What to do: Your task is to repeat the entries underneath exactly, minus the pictures.

Extracted records:
################

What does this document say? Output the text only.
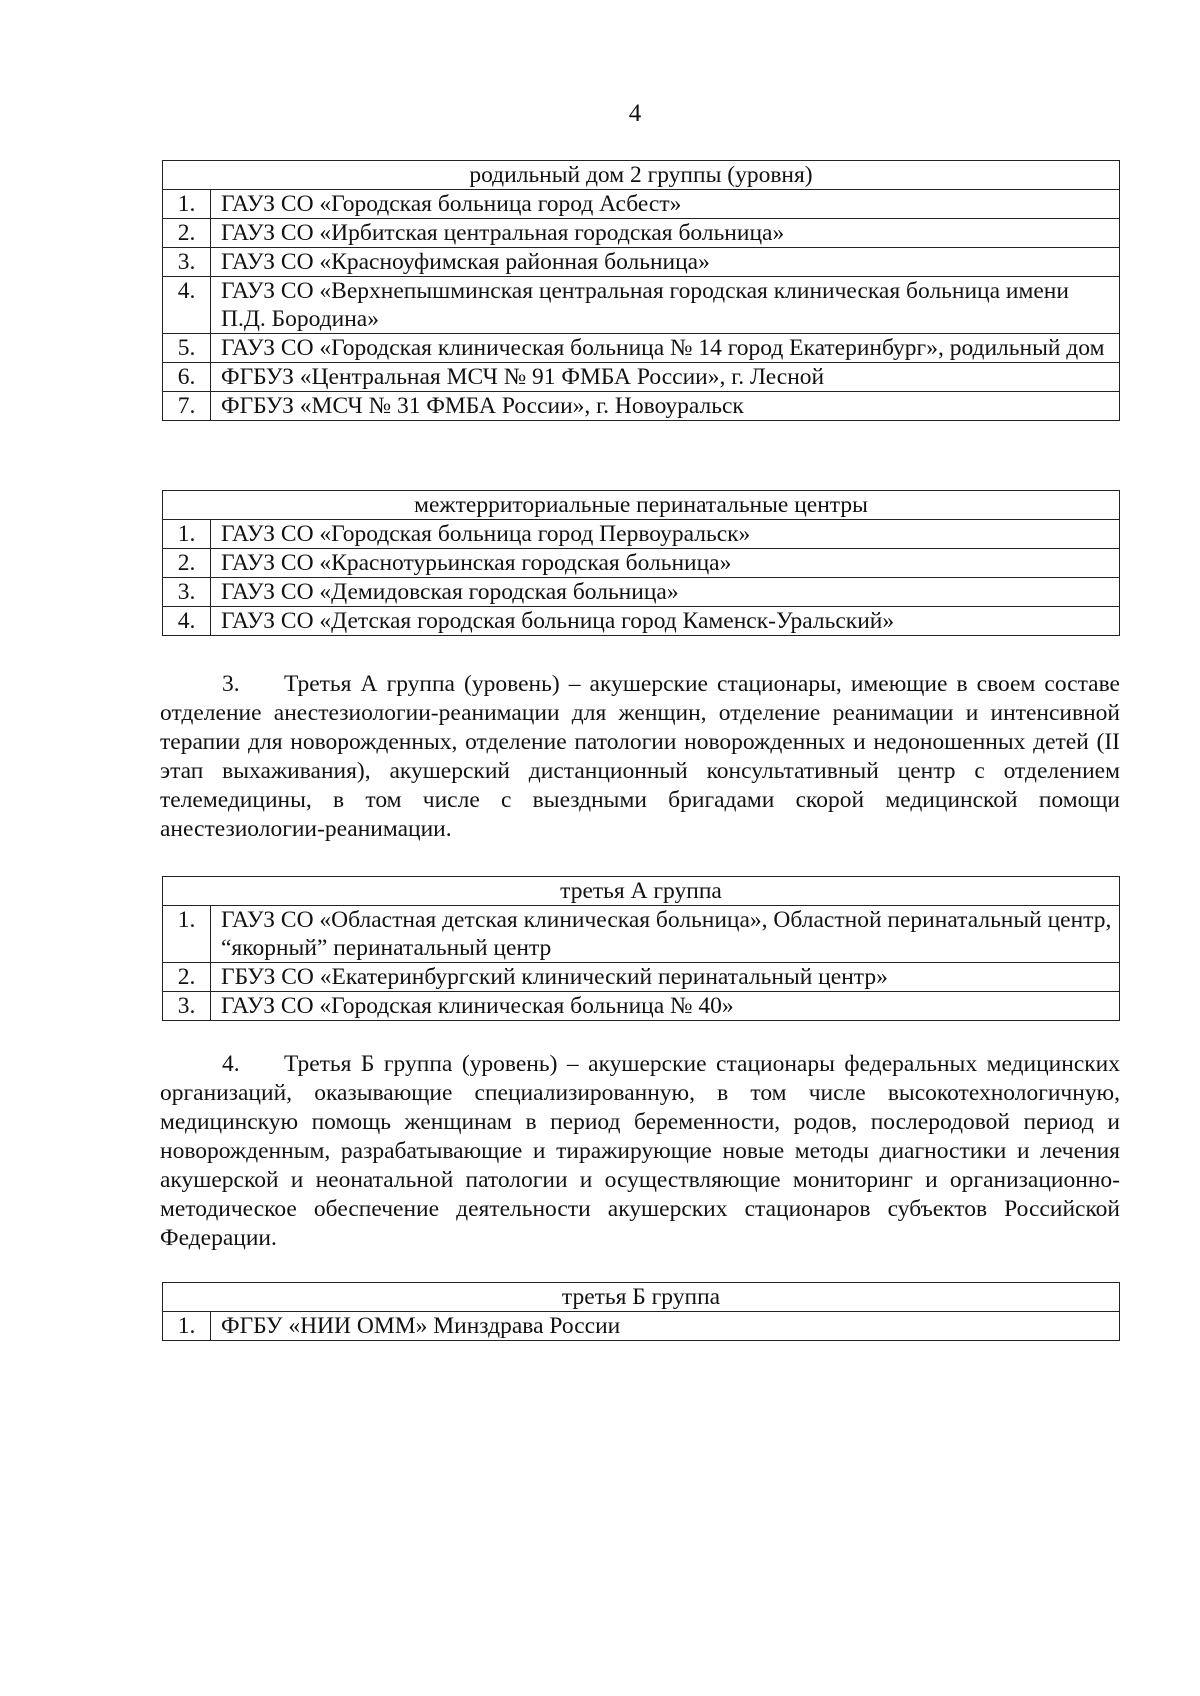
4
родильный дом 2 группы (уровня)	
1.	ГАУЗ СО «Городская больница город Асбест»
2.	ГАУЗ СО «Ирбитская центральная городская больница»
3.	ГАУЗ СО «Красноуфимская районная больница»
4.	ГАУЗ СО «Верхнепышминская центральная городская клиническая больница имени П.Д. Бородина»
5.	ГАУЗ СО «Городская клиническая больница № 14 город Екатеринбург», родильный дом
6.	ФГБУЗ «Центральная МСЧ № 91 ФМБА России», г. Лесной
7.	ФГБУЗ «МСЧ № 31 ФМБА России», г. Новоуральск
межтерриториальные перинатальные центры	
1.	ГАУЗ СО «Городская больница город Первоуральск»
2.	ГАУЗ СО «Краснотурьинская городская больница»
3.	ГАУЗ СО «Демидовская городская больница»
4.	ГАУЗ СО «Детская городская больница город Каменск-Уральский»

3. Третья А группа (уровень) – акушерские стационары, имеющие в своем составе отделение анестезиологии-реанимации для женщин, отделение реанимации и интенсивной терапии для новорожденных, отделение патологии новорожденных и недоношенных детей (II этап выхаживания), акушерский дистанционный консультативный центр с отделением телемедицины, в том числе с выездными бригадами скорой медицинской помощи анестезиологии-реанимации.

третья А группа	
1.	ГАУЗ СО «Областная детская клиническая больница», Областной перинатальный центр, “якорный” перинатальный центр
2.	ГБУЗ СО «Екатеринбургский клинический перинатальный центр»
3.	ГАУЗ СО «Городская клиническая больница № 40»

4. Третья Б группа (уровень) – акушерские стационары федеральных медицинских организаций, оказывающие специализированную, в том числе высокотехнологичную, медицинскую помощь женщинам в период беременности, родов, послеродовой период и новорожденным, разрабатывающие и тиражирующие новые методы диагностики и лечения акушерской и неонатальной патологии и осуществляющие мониторинг и организационно-методическое обеспечение деятельности акушерских стационаров субъектов Российской Федерации.

третья Б группа
1.	ФГБУ «НИИ ОММ» Минздрава России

################

Task solution:
What does this document say? Output the text only.
4
родильный дом 2 группы (уровня)	
1.	ГАУЗ СО «Городская больница город Асбест»
2.	ГАУЗ СО «Ирбитская центральная городская больница»
3.	ГАУЗ СО «Красноуфимская районная больница»
4.	ГАУЗ СО «Верхнепышминская центральная городская клиническая больница имени П.Д. Бородина»
5.	ГАУЗ СО «Городская клиническая больница № 14 город Екатеринбург», родильный дом
6.	ФГБУЗ «Центральная МСЧ № 91 ФМБА России», г. Лесной
7.	ФГБУЗ «МСЧ № 31 ФМБА России», г. Новоуральск
межтерриториальные перинатальные центры	
1.	ГАУЗ СО «Городская больница город Первоуральск»
2.	ГАУЗ СО «Краснотурьинская городская больница»
3.	ГАУЗ СО «Демидовская городская больница»
4.	ГАУЗ СО «Детская городская больница город Каменск-Уральский»

3. Третья А группа (уровень) – акушерские стационары, имеющие в своем составе отделение анестезиологии-реанимации для женщин, отделение реанимации и интенсивной терапии для новорожденных, отделение патологии новорожденных и недоношенных детей (II этап выхаживания), акушерский дистанционный консультативный центр с отделением телемедицины, в том числе с выездными бригадами скорой медицинской помощи анестезиологии-реанимации.

третья А группа	
1.	ГАУЗ СО «Областная детская клиническая больница», Областной перинатальный центр, “якорный” перинатальный центр
2.	ГБУЗ СО «Екатеринбургский клинический перинатальный центр»
3.	ГАУЗ СО «Городская клиническая больница № 40»

4. Третья Б группа (уровень) – акушерские стационары федеральных медицинских организаций, оказывающие специализированную, в том числе высокотехнологичную, медицинскую помощь женщинам в период беременности, родов, послеродовой период и новорожденным, разрабатывающие и тиражирующие новые методы диагностики и лечения акушерской и неонатальной патологии и осуществляющие мониторинг и организационно-методическое обеспечение деятельности акушерских стационаров субъектов Российской Федерации.

третья Б группа
1.	ФГБУ «НИИ ОММ» Минздрава России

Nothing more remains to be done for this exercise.